===== Source material =====
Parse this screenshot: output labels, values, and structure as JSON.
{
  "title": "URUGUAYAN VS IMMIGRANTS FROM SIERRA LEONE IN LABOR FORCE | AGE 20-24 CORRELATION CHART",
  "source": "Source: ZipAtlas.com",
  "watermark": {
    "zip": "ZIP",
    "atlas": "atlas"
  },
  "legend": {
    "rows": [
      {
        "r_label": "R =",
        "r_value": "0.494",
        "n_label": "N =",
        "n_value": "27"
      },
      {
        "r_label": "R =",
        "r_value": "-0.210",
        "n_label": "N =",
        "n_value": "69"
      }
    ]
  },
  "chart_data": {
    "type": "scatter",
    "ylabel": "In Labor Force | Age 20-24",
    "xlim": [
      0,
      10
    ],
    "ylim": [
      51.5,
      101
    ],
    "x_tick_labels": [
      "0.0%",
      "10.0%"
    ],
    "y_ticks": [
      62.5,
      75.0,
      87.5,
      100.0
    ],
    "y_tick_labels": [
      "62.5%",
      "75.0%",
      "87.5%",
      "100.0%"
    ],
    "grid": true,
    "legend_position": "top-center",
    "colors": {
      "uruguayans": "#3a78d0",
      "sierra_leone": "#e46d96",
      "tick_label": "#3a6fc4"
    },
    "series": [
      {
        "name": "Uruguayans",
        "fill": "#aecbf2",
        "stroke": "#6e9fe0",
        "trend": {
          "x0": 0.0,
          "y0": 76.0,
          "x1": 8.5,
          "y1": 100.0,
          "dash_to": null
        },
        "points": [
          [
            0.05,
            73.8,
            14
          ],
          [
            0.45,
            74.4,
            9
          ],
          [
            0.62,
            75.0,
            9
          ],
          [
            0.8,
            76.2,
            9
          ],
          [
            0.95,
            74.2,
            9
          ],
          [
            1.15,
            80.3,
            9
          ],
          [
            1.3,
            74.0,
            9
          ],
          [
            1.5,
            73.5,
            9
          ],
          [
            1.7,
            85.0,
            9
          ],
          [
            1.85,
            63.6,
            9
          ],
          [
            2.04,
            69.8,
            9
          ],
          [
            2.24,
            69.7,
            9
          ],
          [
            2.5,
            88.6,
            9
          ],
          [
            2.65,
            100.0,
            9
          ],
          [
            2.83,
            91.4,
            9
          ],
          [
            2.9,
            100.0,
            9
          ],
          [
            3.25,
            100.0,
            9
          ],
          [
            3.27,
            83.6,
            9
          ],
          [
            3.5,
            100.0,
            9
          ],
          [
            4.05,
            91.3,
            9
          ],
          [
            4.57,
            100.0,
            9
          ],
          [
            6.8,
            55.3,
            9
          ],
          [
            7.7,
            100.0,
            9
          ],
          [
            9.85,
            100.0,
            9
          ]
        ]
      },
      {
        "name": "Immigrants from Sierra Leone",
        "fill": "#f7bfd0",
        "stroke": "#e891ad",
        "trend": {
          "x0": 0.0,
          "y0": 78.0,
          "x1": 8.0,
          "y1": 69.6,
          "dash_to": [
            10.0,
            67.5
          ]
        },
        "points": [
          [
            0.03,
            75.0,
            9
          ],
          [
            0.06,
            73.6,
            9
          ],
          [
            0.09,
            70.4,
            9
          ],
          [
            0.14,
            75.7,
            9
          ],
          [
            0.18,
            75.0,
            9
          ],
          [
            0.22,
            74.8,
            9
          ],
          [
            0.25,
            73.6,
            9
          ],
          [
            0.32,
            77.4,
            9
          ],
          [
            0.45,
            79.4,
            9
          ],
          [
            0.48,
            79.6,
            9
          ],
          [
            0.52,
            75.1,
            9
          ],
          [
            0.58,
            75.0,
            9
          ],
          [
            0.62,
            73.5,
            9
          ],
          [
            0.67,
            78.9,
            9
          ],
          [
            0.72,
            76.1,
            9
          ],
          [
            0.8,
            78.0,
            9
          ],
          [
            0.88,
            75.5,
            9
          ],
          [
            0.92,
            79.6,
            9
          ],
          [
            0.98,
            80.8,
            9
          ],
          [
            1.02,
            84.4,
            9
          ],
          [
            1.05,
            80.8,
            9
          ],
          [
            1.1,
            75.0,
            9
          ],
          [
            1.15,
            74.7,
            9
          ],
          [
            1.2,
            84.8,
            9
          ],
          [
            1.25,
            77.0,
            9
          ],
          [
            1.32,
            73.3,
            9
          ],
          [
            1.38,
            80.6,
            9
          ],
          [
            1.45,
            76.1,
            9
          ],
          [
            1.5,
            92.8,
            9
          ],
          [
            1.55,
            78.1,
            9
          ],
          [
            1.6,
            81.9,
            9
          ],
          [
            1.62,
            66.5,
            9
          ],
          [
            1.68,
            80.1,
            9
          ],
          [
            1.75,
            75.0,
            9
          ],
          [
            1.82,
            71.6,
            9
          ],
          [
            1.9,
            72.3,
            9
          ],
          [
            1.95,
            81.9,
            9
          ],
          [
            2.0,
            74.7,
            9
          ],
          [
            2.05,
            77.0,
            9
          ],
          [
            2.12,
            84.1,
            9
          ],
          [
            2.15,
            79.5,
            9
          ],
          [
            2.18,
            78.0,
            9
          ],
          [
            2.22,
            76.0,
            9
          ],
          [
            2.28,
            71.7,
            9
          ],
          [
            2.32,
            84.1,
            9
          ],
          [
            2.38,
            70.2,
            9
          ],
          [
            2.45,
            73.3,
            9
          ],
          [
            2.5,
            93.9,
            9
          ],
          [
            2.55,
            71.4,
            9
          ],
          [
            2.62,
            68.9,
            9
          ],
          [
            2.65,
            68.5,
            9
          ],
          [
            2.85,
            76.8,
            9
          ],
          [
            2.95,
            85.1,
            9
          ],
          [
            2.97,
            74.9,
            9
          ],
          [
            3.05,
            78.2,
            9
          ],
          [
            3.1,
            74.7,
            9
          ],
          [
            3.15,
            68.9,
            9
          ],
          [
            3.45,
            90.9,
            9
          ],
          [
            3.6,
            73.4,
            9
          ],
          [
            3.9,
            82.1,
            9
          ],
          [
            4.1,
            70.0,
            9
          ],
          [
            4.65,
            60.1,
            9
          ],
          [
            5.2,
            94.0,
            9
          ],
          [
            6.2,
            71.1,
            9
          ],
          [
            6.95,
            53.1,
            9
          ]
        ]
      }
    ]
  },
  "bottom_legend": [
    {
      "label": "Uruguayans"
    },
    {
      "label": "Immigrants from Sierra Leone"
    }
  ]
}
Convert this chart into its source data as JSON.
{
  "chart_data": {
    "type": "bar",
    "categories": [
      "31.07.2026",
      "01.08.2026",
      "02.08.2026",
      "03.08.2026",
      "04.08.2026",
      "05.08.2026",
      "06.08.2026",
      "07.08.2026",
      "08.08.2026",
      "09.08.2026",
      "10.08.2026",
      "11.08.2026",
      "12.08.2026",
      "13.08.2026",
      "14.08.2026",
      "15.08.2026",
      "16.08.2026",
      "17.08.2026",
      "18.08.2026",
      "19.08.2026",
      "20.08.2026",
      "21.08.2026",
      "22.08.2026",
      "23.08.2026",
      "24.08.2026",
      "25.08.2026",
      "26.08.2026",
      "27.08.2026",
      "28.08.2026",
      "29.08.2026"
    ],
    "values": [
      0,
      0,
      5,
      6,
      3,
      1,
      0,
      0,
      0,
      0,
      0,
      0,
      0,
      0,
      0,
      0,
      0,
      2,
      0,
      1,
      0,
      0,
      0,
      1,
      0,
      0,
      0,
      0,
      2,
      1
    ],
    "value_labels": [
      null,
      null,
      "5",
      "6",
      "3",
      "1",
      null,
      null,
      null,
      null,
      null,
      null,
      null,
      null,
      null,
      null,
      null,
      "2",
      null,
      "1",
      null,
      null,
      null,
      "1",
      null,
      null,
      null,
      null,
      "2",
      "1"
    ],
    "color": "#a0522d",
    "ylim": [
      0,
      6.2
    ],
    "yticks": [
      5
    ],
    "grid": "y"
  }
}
=====
__Exercise instructions__. Return, from the data, each line that has the word "name" in it.

__Exercise response__.
        "name": "Uruguayans",
        "name": "Immigrants from Sierra Leone",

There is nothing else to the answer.